Copy out the records precisely, omitting pictures.
start
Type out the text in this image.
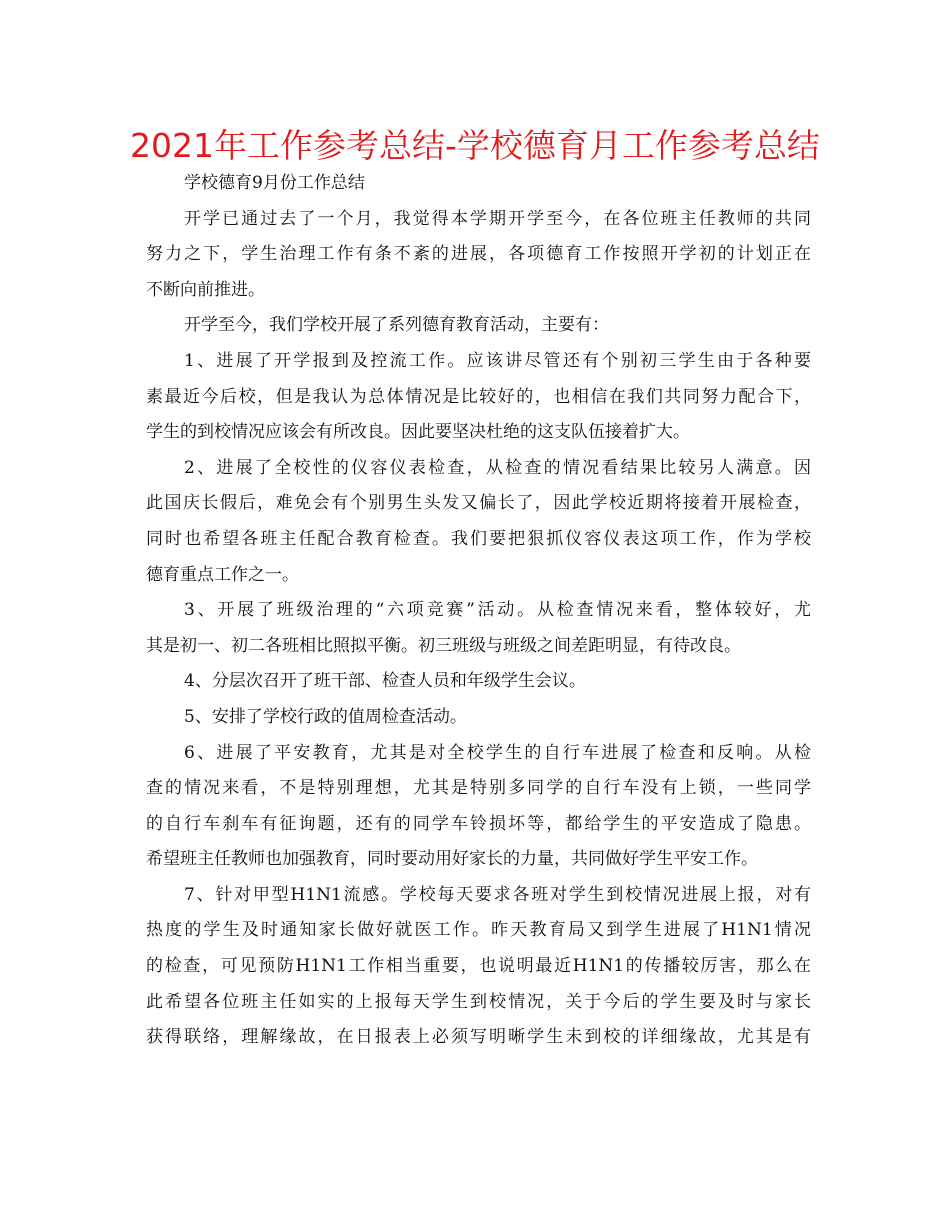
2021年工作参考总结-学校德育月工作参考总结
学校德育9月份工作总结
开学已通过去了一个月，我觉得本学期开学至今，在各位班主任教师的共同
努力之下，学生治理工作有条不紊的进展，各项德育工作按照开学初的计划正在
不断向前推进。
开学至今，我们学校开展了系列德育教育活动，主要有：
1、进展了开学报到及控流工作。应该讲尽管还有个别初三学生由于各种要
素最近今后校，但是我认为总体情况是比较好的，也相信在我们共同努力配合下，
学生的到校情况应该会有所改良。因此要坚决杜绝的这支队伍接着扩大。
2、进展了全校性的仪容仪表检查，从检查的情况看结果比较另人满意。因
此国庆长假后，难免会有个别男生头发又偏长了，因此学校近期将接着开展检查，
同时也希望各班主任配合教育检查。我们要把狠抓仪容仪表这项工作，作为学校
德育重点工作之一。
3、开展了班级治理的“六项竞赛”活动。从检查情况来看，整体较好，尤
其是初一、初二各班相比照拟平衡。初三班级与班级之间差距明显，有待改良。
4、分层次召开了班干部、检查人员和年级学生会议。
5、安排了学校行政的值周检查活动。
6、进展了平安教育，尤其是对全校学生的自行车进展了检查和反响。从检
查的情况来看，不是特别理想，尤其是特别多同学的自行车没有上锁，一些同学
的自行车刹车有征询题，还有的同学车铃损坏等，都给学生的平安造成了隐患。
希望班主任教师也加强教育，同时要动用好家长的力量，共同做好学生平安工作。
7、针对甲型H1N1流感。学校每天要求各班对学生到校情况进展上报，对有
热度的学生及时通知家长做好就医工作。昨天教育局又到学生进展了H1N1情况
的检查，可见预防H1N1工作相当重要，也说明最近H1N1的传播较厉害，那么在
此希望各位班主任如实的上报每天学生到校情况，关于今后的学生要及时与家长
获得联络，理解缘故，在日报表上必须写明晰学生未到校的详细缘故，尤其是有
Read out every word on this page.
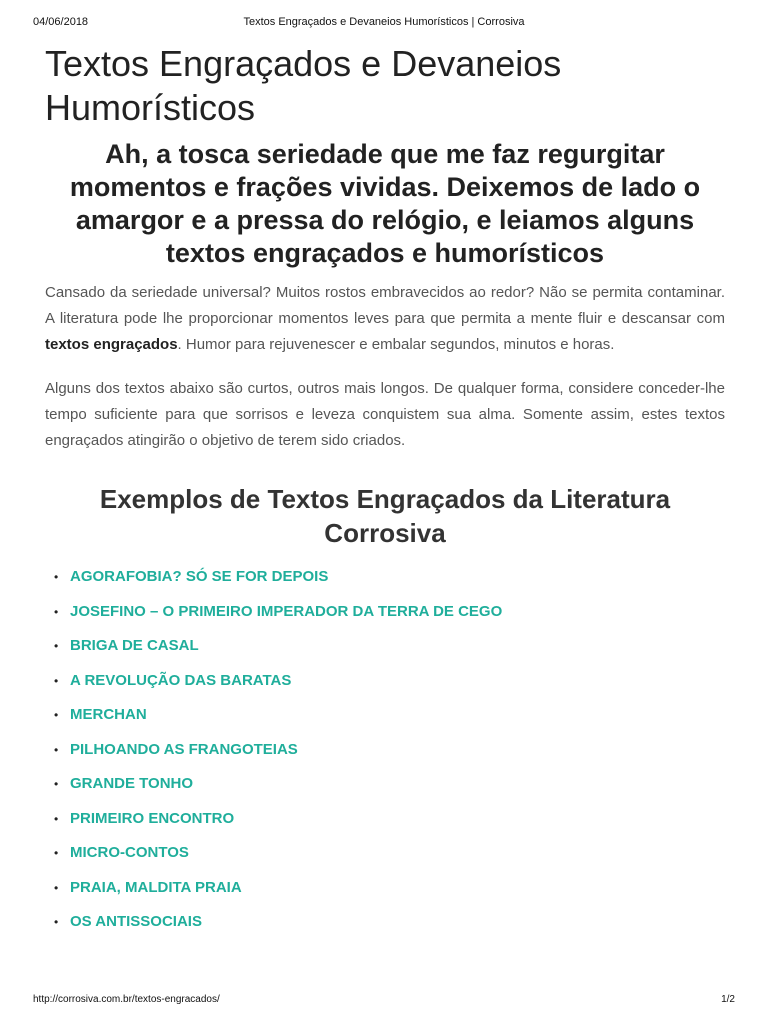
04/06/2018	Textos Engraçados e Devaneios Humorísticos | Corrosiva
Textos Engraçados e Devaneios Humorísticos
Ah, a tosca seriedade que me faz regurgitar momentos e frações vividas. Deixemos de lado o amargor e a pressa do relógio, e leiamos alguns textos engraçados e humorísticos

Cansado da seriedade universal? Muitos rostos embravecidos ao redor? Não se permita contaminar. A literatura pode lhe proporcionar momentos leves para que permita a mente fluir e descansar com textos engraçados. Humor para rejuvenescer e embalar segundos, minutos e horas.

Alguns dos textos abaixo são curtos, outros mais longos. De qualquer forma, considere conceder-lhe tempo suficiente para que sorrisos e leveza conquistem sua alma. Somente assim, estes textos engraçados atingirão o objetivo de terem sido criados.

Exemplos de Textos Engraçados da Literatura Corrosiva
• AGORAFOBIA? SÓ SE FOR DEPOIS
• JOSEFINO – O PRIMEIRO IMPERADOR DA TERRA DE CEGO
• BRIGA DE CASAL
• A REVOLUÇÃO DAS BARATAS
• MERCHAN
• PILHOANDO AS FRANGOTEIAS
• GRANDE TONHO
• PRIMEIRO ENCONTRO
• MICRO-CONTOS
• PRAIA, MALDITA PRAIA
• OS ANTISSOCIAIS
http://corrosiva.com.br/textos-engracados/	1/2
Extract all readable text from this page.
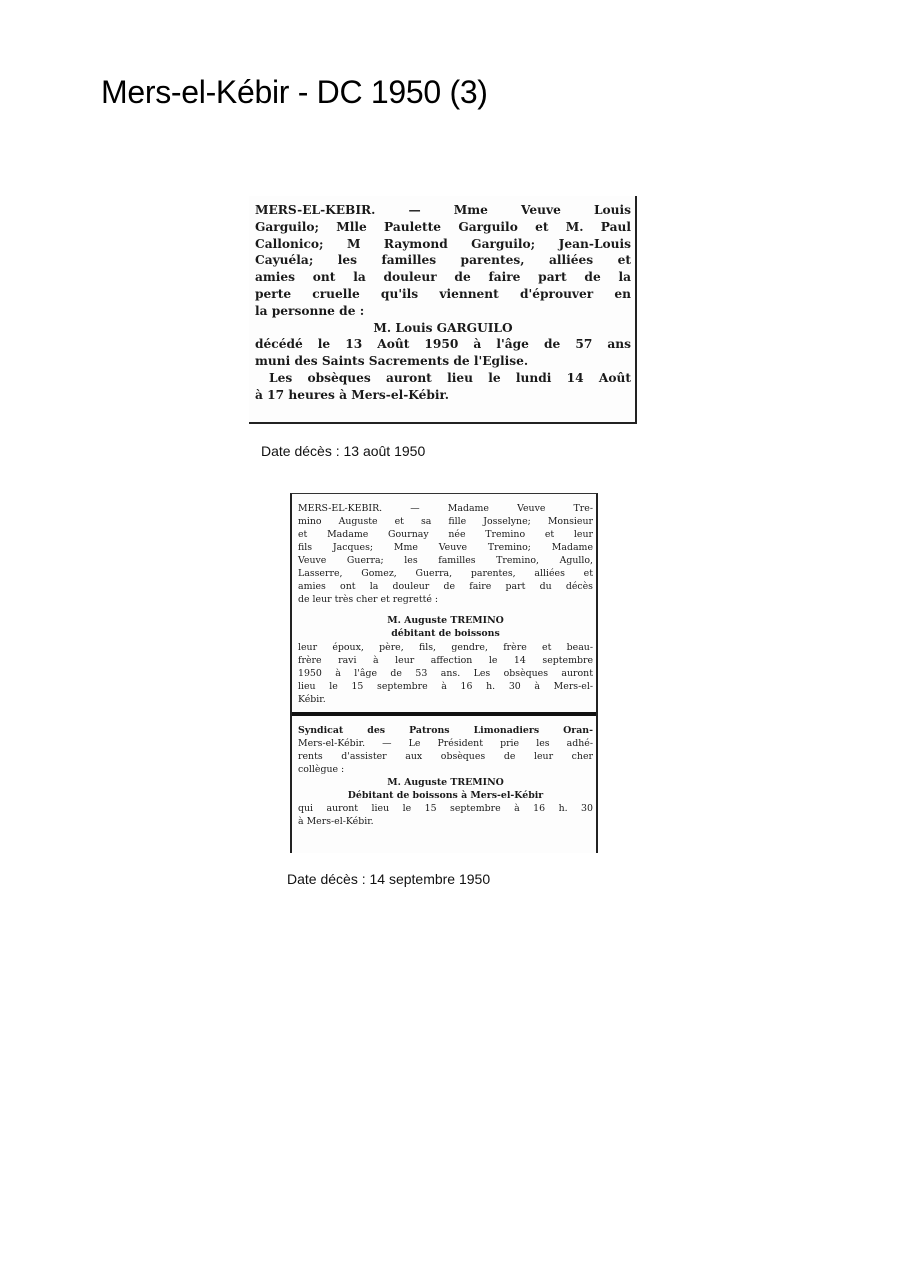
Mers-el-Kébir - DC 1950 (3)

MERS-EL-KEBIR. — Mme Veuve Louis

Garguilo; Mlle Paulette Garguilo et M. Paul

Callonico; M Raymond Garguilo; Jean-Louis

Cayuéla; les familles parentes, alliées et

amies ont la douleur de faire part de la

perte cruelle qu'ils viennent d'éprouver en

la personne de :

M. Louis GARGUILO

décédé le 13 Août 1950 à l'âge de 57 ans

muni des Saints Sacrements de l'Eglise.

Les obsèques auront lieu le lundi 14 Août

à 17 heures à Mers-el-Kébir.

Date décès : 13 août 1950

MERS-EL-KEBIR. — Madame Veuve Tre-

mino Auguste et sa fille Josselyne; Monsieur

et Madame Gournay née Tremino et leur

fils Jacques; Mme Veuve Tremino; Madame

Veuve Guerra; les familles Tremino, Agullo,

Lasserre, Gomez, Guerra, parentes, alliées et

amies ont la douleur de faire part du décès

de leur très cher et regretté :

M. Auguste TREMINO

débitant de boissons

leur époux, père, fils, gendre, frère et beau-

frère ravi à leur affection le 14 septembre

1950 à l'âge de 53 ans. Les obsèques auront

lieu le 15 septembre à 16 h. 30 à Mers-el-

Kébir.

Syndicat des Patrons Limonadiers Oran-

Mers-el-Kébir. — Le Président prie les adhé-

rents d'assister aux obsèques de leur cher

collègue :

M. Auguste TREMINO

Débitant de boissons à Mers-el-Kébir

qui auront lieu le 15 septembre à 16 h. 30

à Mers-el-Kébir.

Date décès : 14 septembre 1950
end
> [Complete output]:
Type out the text in this image.
2021年工作参考总结-学校德育月工作参考总结
学校德育9月份工作总结
开学已通过去了一个月，我觉得本学期开学至今，在各位班主任教师的共同
努力之下，学生治理工作有条不紊的进展，各项德育工作按照开学初的计划正在
不断向前推进。
开学至今，我们学校开展了系列德育教育活动，主要有：
1、进展了开学报到及控流工作。应该讲尽管还有个别初三学生由于各种要
素最近今后校，但是我认为总体情况是比较好的，也相信在我们共同努力配合下，
学生的到校情况应该会有所改良。因此要坚决杜绝的这支队伍接着扩大。
2、进展了全校性的仪容仪表检查，从检查的情况看结果比较另人满意。因
此国庆长假后，难免会有个别男生头发又偏长了，因此学校近期将接着开展检查，
同时也希望各班主任配合教育检查。我们要把狠抓仪容仪表这项工作，作为学校
德育重点工作之一。
3、开展了班级治理的“六项竞赛”活动。从检查情况来看，整体较好，尤
其是初一、初二各班相比照拟平衡。初三班级与班级之间差距明显，有待改良。
4、分层次召开了班干部、检查人员和年级学生会议。
5、安排了学校行政的值周检查活动。
6、进展了平安教育，尤其是对全校学生的自行车进展了检查和反响。从检
查的情况来看，不是特别理想，尤其是特别多同学的自行车没有上锁，一些同学
的自行车刹车有征询题，还有的同学车铃损坏等，都给学生的平安造成了隐患。
希望班主任教师也加强教育，同时要动用好家长的力量，共同做好学生平安工作。
7、针对甲型H1N1流感。学校每天要求各班对学生到校情况进展上报，对有
热度的学生及时通知家长做好就医工作。昨天教育局又到学生进展了H1N1情况
的检查，可见预防H1N1工作相当重要，也说明最近H1N1的传播较厉害，那么在
此希望各位班主任如实的上报每天学生到校情况，关于今后的学生要及时与家长
获得联络，理解缘故，在日报表上必须写明晰学生未到校的详细缘故，尤其是有
Read out every word on this page.
04/06/2018	Textos Engraçados e Devaneios Humorísticos | Corrosiva
Textos Engraçados e Devaneios Humorísticos
Ah, a tosca seriedade que me faz regurgitar momentos e frações vividas. Deixemos de lado o amargor e a pressa do relógio, e leiamos alguns textos engraçados e humorísticos

Cansado da seriedade universal? Muitos rostos embravecidos ao redor? Não se permita contaminar. A literatura pode lhe proporcionar momentos leves para que permita a mente fluir e descansar com textos engraçados. Humor para rejuvenescer e embalar segundos, minutos e horas.

Alguns dos textos abaixo são curtos, outros mais longos. De qualquer forma, considere conceder-lhe tempo suficiente para que sorrisos e leveza conquistem sua alma. Somente assim, estes textos engraçados atingirão o objetivo de terem sido criados.

Exemplos de Textos Engraçados da Literatura Corrosiva
• AGORAFOBIA? SÓ SE FOR DEPOIS
• JOSEFINO – O PRIMEIRO IMPERADOR DA TERRA DE CEGO
• BRIGA DE CASAL
• A REVOLUÇÃO DAS BARATAS
• MERCHAN
• PILHOANDO AS FRANGOTEIAS
• GRANDE TONHO
• PRIMEIRO ENCONTRO
• MICRO-CONTOS
• PRAIA, MALDITA PRAIA
• OS ANTISSOCIAIS
http://corrosiva.com.br/textos-engracados/	1/2
Extract all readable text from this page.
Mers-el-Kébir - DC 1950 (3)

MERS-EL-KEBIR. — Mme Veuve Louis

Garguilo; Mlle Paulette Garguilo et M. Paul

Callonico; M Raymond Garguilo; Jean-Louis

Cayuéla; les familles parentes, alliées et

amies ont la douleur de faire part de la

perte cruelle qu'ils viennent d'éprouver en

la personne de :

M. Louis GARGUILO

décédé le 13 Août 1950 à l'âge de 57 ans

muni des Saints Sacrements de l'Eglise.

Les obsèques auront lieu le lundi 14 Août

à 17 heures à Mers-el-Kébir.

Date décès : 13 août 1950

MERS-EL-KEBIR. — Madame Veuve Tre-

mino Auguste et sa fille Josselyne; Monsieur

et Madame Gournay née Tremino et leur

fils Jacques; Mme Veuve Tremino; Madame

Veuve Guerra; les familles Tremino, Agullo,

Lasserre, Gomez, Guerra, parentes, alliées et

amies ont la douleur de faire part du décès

de leur très cher et regretté :

M. Auguste TREMINO

débitant de boissons

leur époux, père, fils, gendre, frère et beau-

frère ravi à leur affection le 14 septembre

1950 à l'âge de 53 ans. Les obsèques auront

lieu le 15 septembre à 16 h. 30 à Mers-el-

Kébir.

Syndicat des Patrons Limonadiers Oran-

Mers-el-Kébir. — Le Président prie les adhé-

rents d'assister aux obsèques de leur cher

collègue :

M. Auguste TREMINO

Débitant de boissons à Mers-el-Kébir

qui auront lieu le 15 septembre à 16 h. 30

à Mers-el-Kébir.

Date décès : 14 septembre 1950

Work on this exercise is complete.